Data entries:

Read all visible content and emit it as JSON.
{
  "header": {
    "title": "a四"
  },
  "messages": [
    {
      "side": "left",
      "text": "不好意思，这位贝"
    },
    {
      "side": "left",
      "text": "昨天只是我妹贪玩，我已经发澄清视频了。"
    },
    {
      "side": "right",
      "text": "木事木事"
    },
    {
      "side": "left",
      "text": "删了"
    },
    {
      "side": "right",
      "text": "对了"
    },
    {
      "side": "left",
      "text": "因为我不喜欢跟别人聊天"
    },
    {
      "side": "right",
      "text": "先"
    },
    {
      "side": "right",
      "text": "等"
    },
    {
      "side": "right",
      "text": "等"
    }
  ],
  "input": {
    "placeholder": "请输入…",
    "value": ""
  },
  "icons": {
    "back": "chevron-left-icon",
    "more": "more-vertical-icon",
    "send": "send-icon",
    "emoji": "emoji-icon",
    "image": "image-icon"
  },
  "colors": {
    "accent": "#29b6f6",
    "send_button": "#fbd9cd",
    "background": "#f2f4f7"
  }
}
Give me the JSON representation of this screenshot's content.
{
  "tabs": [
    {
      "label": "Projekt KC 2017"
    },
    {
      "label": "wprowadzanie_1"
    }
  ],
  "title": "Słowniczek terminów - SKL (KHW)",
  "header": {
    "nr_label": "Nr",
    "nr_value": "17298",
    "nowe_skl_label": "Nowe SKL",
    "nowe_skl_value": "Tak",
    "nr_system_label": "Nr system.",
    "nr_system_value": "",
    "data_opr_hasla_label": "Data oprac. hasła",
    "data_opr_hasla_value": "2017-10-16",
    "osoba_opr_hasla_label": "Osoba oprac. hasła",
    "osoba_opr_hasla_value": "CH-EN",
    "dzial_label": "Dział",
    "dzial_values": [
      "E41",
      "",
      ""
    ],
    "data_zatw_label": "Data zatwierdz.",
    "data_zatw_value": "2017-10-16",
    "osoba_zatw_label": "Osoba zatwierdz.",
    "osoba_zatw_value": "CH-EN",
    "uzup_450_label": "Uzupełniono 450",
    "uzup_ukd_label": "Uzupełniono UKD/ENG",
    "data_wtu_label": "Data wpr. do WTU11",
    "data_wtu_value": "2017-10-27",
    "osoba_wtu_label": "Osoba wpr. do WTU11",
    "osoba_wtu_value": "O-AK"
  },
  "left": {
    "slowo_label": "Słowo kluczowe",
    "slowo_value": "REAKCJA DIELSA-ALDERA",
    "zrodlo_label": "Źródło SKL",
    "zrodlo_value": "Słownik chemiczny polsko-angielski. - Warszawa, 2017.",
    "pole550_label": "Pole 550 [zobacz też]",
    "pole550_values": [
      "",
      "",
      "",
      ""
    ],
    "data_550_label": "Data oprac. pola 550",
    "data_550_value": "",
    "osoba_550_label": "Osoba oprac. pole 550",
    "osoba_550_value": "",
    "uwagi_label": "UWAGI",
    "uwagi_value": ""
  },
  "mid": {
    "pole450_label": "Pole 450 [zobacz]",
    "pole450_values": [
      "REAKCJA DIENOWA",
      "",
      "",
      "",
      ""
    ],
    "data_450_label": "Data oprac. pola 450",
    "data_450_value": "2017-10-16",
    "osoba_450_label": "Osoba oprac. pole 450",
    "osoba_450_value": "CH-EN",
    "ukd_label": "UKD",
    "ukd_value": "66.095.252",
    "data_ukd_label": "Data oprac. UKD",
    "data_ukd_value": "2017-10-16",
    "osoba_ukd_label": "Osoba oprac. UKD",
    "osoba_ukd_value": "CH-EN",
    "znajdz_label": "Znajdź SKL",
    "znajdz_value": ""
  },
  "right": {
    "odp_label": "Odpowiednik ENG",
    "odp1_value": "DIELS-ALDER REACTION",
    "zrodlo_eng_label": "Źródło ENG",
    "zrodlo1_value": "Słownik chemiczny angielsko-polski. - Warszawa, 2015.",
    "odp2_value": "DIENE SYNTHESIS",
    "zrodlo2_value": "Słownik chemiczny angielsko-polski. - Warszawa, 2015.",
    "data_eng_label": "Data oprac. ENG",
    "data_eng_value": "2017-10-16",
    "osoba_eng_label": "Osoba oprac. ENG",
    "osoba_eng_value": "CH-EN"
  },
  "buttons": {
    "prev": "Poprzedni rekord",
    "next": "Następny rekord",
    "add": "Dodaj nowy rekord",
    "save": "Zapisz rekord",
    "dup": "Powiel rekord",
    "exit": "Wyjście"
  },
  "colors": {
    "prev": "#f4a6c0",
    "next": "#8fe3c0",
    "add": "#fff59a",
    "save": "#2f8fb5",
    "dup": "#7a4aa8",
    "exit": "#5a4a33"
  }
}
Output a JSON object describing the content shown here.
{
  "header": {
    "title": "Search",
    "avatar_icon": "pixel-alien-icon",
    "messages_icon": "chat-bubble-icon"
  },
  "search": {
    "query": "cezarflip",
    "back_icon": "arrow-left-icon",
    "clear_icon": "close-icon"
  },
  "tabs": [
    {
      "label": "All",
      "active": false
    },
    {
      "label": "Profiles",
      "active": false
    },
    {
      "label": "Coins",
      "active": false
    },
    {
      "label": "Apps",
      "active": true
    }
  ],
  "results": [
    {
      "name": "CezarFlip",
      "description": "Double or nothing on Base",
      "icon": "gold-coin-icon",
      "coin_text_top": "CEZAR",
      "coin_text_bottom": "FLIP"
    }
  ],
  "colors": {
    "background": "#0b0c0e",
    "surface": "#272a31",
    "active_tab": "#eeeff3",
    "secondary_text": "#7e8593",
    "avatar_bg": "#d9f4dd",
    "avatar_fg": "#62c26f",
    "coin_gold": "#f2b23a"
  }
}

Work to do:
Identify lines with the string "content". Copy each one.

Expected answer:
Read all visible content and emit it as JSON.
Give me the JSON representation of this screenshot's content.
Output a JSON object describing the content shown here.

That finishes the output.